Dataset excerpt
※
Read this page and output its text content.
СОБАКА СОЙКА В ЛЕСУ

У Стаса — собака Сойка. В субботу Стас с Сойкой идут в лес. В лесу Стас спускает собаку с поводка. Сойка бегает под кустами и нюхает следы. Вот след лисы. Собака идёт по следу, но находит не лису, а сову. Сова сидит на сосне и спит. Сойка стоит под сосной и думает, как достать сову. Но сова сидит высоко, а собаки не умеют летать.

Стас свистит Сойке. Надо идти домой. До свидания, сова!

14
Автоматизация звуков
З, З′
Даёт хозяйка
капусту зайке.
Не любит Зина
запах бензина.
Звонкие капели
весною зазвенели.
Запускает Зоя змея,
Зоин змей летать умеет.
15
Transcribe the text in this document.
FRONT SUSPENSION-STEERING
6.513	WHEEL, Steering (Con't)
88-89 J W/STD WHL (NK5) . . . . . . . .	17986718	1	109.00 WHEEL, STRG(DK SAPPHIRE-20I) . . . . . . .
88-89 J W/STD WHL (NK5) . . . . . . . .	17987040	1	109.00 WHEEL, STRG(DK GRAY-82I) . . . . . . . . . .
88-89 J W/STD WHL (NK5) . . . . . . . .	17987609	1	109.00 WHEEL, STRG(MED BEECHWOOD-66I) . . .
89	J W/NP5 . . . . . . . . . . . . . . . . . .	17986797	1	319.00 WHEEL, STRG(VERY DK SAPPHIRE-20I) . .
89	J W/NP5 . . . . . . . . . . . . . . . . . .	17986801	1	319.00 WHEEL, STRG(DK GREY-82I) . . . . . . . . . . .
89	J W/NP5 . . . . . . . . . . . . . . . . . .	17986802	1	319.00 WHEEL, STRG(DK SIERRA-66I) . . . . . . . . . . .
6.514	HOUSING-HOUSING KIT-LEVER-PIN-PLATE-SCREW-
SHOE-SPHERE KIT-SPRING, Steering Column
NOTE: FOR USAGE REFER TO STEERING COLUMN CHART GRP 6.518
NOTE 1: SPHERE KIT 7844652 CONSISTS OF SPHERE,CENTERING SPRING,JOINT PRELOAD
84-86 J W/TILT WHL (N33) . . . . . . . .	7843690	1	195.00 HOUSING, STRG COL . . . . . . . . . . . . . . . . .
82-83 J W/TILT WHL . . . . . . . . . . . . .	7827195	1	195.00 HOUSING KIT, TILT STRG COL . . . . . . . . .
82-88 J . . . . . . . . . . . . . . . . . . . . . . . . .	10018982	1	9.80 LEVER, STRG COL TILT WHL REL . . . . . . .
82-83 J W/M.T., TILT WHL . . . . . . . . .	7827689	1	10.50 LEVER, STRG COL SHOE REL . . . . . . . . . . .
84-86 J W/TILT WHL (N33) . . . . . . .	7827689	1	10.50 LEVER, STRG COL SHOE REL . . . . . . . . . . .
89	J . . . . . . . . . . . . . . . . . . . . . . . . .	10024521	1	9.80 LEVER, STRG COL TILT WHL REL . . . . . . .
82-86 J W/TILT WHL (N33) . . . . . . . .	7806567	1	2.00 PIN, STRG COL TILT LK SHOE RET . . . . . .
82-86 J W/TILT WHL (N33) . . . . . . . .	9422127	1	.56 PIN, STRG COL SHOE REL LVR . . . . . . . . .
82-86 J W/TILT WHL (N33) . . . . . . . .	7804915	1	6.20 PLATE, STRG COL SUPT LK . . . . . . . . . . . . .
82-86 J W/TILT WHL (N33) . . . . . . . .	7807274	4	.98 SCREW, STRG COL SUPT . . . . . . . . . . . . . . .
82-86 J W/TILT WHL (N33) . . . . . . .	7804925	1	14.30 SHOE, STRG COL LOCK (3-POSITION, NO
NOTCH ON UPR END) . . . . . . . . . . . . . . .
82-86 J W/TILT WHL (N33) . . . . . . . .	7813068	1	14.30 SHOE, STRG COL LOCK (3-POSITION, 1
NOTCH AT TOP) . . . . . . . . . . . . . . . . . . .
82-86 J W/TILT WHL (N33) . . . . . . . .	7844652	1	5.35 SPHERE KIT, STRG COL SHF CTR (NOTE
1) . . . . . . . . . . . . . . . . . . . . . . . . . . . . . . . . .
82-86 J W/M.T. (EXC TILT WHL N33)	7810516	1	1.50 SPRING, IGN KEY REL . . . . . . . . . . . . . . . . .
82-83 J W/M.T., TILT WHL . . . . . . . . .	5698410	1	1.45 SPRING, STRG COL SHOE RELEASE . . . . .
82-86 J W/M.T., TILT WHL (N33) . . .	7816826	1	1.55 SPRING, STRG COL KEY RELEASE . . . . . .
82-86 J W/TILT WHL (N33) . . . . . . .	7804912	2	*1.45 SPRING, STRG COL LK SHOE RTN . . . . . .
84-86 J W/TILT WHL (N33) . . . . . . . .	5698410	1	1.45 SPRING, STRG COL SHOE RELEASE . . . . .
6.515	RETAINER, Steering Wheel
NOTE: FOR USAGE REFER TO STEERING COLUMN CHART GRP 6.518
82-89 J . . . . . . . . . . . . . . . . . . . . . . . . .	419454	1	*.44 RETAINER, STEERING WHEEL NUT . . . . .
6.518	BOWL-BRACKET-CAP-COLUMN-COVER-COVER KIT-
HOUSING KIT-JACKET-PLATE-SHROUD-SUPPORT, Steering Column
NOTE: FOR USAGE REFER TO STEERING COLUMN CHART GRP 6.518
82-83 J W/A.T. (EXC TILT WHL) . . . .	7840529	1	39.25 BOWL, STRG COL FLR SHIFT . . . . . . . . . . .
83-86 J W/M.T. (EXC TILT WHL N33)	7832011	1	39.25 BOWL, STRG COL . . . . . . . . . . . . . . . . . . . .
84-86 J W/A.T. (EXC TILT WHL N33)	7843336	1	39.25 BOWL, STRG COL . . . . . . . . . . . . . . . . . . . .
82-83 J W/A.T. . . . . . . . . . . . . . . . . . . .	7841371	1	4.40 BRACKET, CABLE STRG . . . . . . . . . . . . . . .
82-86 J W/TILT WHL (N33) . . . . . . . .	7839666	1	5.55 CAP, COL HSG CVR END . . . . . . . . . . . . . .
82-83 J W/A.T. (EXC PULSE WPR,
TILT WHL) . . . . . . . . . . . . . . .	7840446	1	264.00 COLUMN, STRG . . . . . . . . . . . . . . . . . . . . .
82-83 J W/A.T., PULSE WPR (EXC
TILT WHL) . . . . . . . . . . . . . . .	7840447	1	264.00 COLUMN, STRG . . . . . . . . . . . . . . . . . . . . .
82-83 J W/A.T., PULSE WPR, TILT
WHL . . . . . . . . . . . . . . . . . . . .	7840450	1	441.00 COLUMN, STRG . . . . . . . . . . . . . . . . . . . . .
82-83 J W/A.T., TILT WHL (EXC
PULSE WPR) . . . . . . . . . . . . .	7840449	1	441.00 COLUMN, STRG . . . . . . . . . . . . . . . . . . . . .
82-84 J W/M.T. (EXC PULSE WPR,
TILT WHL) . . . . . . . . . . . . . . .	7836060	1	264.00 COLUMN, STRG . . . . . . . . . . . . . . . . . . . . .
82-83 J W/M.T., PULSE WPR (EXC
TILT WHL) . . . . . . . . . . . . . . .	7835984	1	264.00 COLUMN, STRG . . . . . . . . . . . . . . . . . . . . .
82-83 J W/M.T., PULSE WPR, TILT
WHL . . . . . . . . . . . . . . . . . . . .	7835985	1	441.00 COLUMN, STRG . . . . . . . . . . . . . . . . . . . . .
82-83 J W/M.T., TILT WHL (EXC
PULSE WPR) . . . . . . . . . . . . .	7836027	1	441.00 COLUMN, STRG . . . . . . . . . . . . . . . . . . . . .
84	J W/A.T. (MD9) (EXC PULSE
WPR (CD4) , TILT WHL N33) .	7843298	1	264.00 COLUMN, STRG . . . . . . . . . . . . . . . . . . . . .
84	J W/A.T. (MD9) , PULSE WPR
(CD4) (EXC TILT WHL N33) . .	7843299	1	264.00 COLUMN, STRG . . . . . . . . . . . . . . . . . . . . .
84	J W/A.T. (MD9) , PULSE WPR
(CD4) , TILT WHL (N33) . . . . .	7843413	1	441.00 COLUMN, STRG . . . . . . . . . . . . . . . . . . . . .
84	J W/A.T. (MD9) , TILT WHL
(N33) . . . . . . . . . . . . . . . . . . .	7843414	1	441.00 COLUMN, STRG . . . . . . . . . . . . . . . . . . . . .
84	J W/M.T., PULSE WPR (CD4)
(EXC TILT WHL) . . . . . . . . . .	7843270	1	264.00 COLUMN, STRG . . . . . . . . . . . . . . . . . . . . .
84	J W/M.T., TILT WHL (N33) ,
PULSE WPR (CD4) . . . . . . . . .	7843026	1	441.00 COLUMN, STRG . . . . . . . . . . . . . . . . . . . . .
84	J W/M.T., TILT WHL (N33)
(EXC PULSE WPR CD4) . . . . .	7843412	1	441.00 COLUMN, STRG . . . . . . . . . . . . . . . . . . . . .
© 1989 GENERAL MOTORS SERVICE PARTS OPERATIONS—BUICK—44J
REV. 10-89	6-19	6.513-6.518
※
Problem requirements:
Pull out every line of the records above that contains the word "SPRING".

Exercise answer:
SHOE-SPHERE KIT-SPRING, Steering Column
NOTE 1: SPHERE KIT 7844652 CONSISTS OF SPHERE,CENTERING SPRING,JOINT PRELOAD
82-86 J W/M.T. (EXC TILT WHL N33)	7810516	1	1.50 SPRING, IGN KEY REL . . . . . . . . . . . . . . . . .
82-83 J W/M.T., TILT WHL . . . . . . . . .	5698410	1	1.45 SPRING, STRG COL SHOE RELEASE . . . . .
82-86 J W/M.T., TILT WHL (N33) . . .	7816826	1	1.55 SPRING, STRG COL KEY RELEASE . . . . . .
82-86 J W/TILT WHL (N33) . . . . . . .	7804912	2	*1.45 SPRING, STRG COL LK SHOE RTN . . . . . .
84-86 J W/TILT WHL (N33) . . . . . . . .	5698410	1	1.45 SPRING, STRG COL SHOE RELEASE . . . . .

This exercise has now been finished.